Your instructions:
Copy the data that follows exactly. Include no pictures.

# start of Records for processing

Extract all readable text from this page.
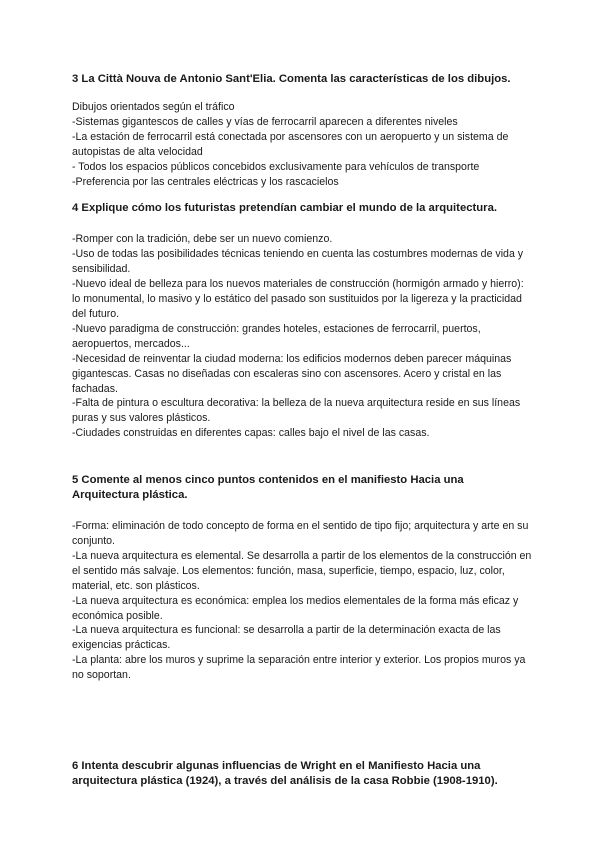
3 La Città Nouva de Antonio Sant'Elia. Comenta las características de los dibujos.

Dibujos orientados según el tráfico
-Sistemas gigantescos de calles y vías de ferrocarril aparecen a diferentes niveles
-La estación de ferrocarril está conectada por ascensores con un aeropuerto y un sistema de autopistas de alta velocidad
- Todos los espacios públicos concebidos exclusivamente para vehículos de transporte
-Preferencia por las centrales eléctricas y los rascacielos

4 Explique cómo los futuristas pretendían cambiar el mundo de la arquitectura.

-Romper con la tradición, debe ser un nuevo comienzo.
-Uso de todas las posibilidades técnicas teniendo en cuenta las costumbres modernas de vida y sensibilidad.
-Nuevo ideal de belleza para los nuevos materiales de construcción (hormigón armado y hierro): lo monumental, lo masivo y lo estático del pasado son sustituidos por la ligereza y la practicidad del futuro.
-Nuevo paradigma de construcción: grandes hoteles, estaciones de ferrocarril, puertos, aeropuertos, mercados...
-Necesidad de reinventar la ciudad moderna: los edificios modernos deben parecer máquinas gigantescas. Casas no diseñadas con escaleras sino con ascensores. Acero y cristal en las fachadas.
-Falta de pintura o escultura decorativa: la belleza de la nueva arquitectura reside en sus líneas puras y sus valores plásticos.
-Ciudades construidas en diferentes capas: calles bajo el nivel de las casas.

5 Comente al menos cinco puntos contenidos en el manifiesto Hacia una Arquitectura plástica.

-Forma: eliminación de todo concepto de forma en el sentido de tipo fijo; arquitectura y arte en su conjunto.
-La nueva arquitectura es elemental. Se desarrolla a partir de los elementos de la construcción en el sentido más salvaje. Los elementos: función, masa, superficie, tiempo, espacio, luz, color, material, etc. son plásticos.
-La nueva arquitectura es económica: emplea los medios elementales de la forma más eficaz y económica posible.
-La nueva arquitectura es funcional: se desarrolla a partir de la determinación exacta de las exigencias prácticas.
-La planta: abre los muros y suprime la separación entre interior y exterior. Los propios muros ya no soportan.

6 Intenta descubrir algunas influencias de Wright en el Manifiesto Hacia una arquitectura plástica (1924), a través del análisis de la casa Robbie (1908-1910).
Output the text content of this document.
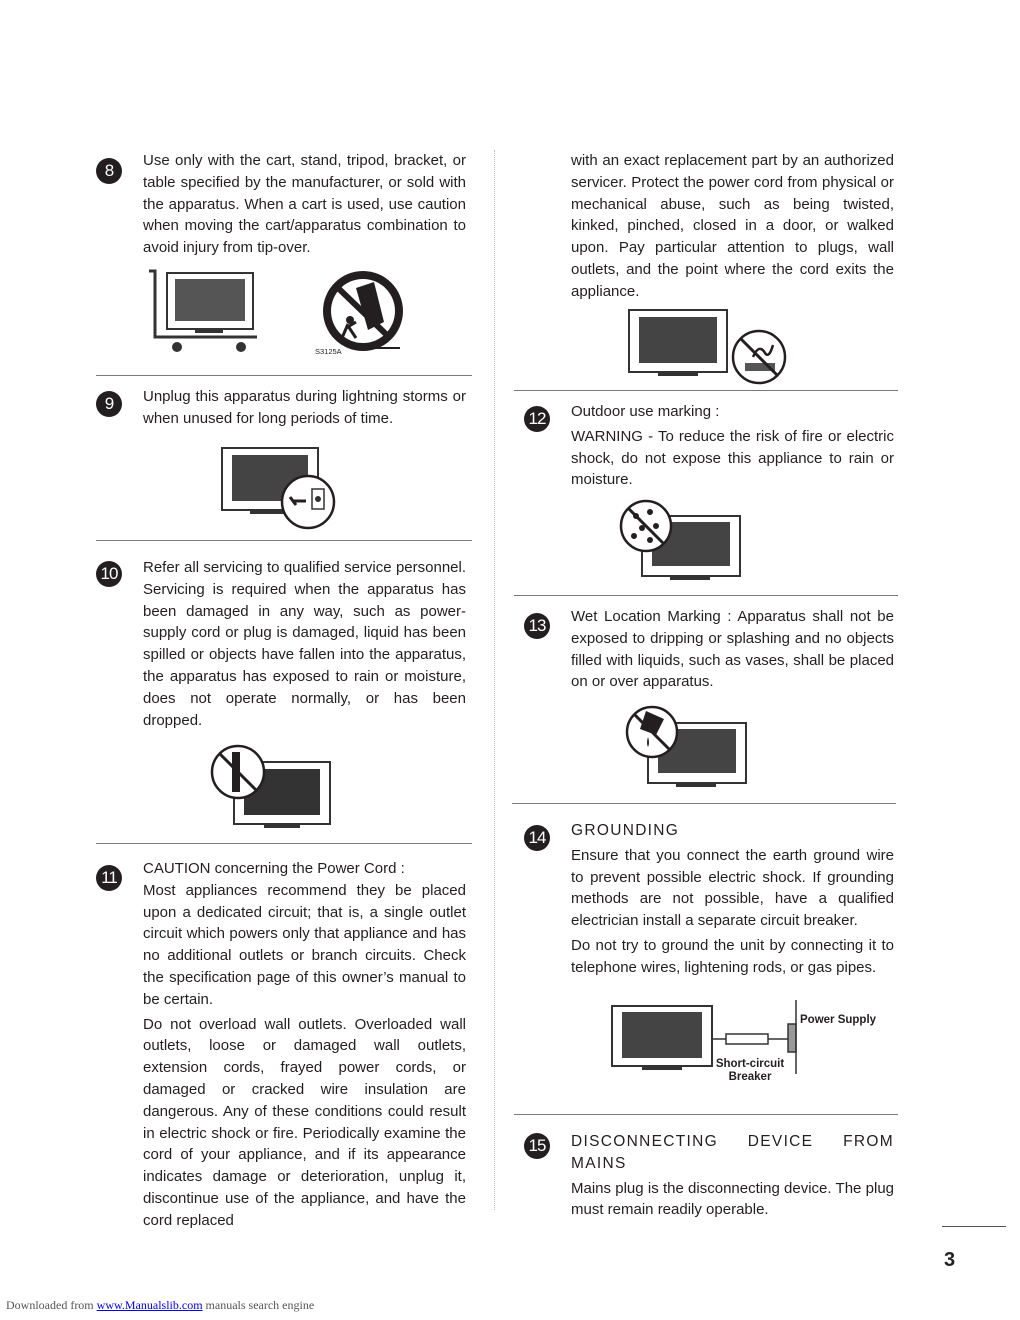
8

Use only with the cart, stand, tripod, bracket, or table specified by the manufacturer, or sold with the apparatus. When a cart is used, use caution when moving the cart/apparatus combination to avoid injury from tip-over.

S3125A
9	Unplug this apparatus during lightning storms or when unused for long periods of time.

10	Refer all servicing to qualified service personnel. Servicing is required when the apparatus has been damaged in any way, such as power-supply cord or plug is damaged, liquid has been spilled or objects have fallen into the apparatus, the apparatus has exposed to rain or moisture, does not operate normally, or has been dropped.

11	CAUTION concerning the Power Cord :

Most appliances recommend they be placed upon a dedicated circuit; that is, a single outlet circuit which powers only that appliance and has no additional outlets or branch circuits. Check the specification page of this owner’s manual to be certain.

Do not overload wall outlets. Overloaded wall outlets, loose or damaged wall outlets, extension cords, frayed power cords, or damaged or cracked wire insulation are dangerous. Any of these conditions could result in electric shock or fire. Periodically examine the cord of your appliance, and if its appearance indicates damage or deterioration, unplug it, discontinue use of the appliance, and have the cord replaced

with an exact replacement part by an authorized servicer. Protect the power cord from physical or mechanical abuse, such as being twisted, kinked, pinched, closed in a door, or walked upon. Pay particular attention to plugs, wall outlets, and the point where the cord exits the appliance.

12	Outdoor use marking :

WARNING - To reduce the risk of fire or electric shock, do not expose this appliance to rain or moisture.

13	Wet Location Marking : Apparatus shall not be exposed to dripping or splashing and no objects filled with liquids, such as vases, shall be placed on or over apparatus.

14 GROUNDING

Ensure that you connect the earth ground wire to prevent possible electric shock. If grounding methods are not possible, have a qualified electrician install a separate circuit breaker.

Do not try to ground the unit by connecting it to telephone wires, lightening rods, or gas pipes.

Power Supply
Short-circuit Breaker
15 DISCONNECTING DEVICE FROM MAINS

Mains plug is the disconnecting device. The plug must remain readily operable.

3
Downloaded from www.Manualslib.com manuals search engine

# end of Records for processing

Result for this task:
Extract all readable text from this page.
3 La Città Nouva de Antonio Sant'Elia. Comenta las características de los dibujos.

Dibujos orientados según el tráfico
-Sistemas gigantescos de calles y vías de ferrocarril aparecen a diferentes niveles
-La estación de ferrocarril está conectada por ascensores con un aeropuerto y un sistema de autopistas de alta velocidad
- Todos los espacios públicos concebidos exclusivamente para vehículos de transporte
-Preferencia por las centrales eléctricas y los rascacielos

4 Explique cómo los futuristas pretendían cambiar el mundo de la arquitectura.

-Romper con la tradición, debe ser un nuevo comienzo.
-Uso de todas las posibilidades técnicas teniendo en cuenta las costumbres modernas de vida y sensibilidad.
-Nuevo ideal de belleza para los nuevos materiales de construcción (hormigón armado y hierro): lo monumental, lo masivo y lo estático del pasado son sustituidos por la ligereza y la practicidad del futuro.
-Nuevo paradigma de construcción: grandes hoteles, estaciones de ferrocarril, puertos, aeropuertos, mercados...
-Necesidad de reinventar la ciudad moderna: los edificios modernos deben parecer máquinas gigantescas. Casas no diseñadas con escaleras sino con ascensores. Acero y cristal en las fachadas.
-Falta de pintura o escultura decorativa: la belleza de la nueva arquitectura reside en sus líneas puras y sus valores plásticos.
-Ciudades construidas en diferentes capas: calles bajo el nivel de las casas.

5 Comente al menos cinco puntos contenidos en el manifiesto Hacia una Arquitectura plástica.

-Forma: eliminación de todo concepto de forma en el sentido de tipo fijo; arquitectura y arte en su conjunto.
-La nueva arquitectura es elemental. Se desarrolla a partir de los elementos de la construcción en el sentido más salvaje. Los elementos: función, masa, superficie, tiempo, espacio, luz, color, material, etc. son plásticos.
-La nueva arquitectura es económica: emplea los medios elementales de la forma más eficaz y económica posible.
-La nueva arquitectura es funcional: se desarrolla a partir de la determinación exacta de las exigencias prácticas.
-La planta: abre los muros y suprime la separación entre interior y exterior. Los propios muros ya no soportan.

6 Intenta descubrir algunas influencias de Wright en el Manifiesto Hacia una arquitectura plástica (1924), a través del análisis de la casa Robbie (1908-1910).
Output the text content of this document.
8

Use only with the cart, stand, tripod, bracket, or table specified by the manufacturer, or sold with the apparatus. When a cart is used, use caution when moving the cart/apparatus combination to avoid injury from tip-over.

S3125A
9	Unplug this apparatus during lightning storms or when unused for long periods of time.

10	Refer all servicing to qualified service personnel. Servicing is required when the apparatus has been damaged in any way, such as power-supply cord or plug is damaged, liquid has been spilled or objects have fallen into the apparatus, the apparatus has exposed to rain or moisture, does not operate normally, or has been dropped.

11	CAUTION concerning the Power Cord :

Most appliances recommend they be placed upon a dedicated circuit; that is, a single outlet circuit which powers only that appliance and has no additional outlets or branch circuits. Check the specification page of this owner’s manual to be certain.

Do not overload wall outlets. Overloaded wall outlets, loose or damaged wall outlets, extension cords, frayed power cords, or damaged or cracked wire insulation are dangerous. Any of these conditions could result in electric shock or fire. Periodically examine the cord of your appliance, and if its appearance indicates damage or deterioration, unplug it, discontinue use of the appliance, and have the cord replaced

with an exact replacement part by an authorized servicer. Protect the power cord from physical or mechanical abuse, such as being twisted, kinked, pinched, closed in a door, or walked upon. Pay particular attention to plugs, wall outlets, and the point where the cord exits the appliance.

12	Outdoor use marking :

WARNING - To reduce the risk of fire or electric shock, do not expose this appliance to rain or moisture.

13	Wet Location Marking : Apparatus shall not be exposed to dripping or splashing and no objects filled with liquids, such as vases, shall be placed on or over apparatus.

14 GROUNDING

Ensure that you connect the earth ground wire to prevent possible electric shock. If grounding methods are not possible, have a qualified electrician install a separate circuit breaker.

Do not try to ground the unit by connecting it to telephone wires, lightening rods, or gas pipes.

Power Supply
Short-circuit Breaker
15 DISCONNECTING DEVICE FROM MAINS

Mains plug is the disconnecting device. The plug must remain readily operable.

3
Downloaded from www.Manualslib.com manuals search engine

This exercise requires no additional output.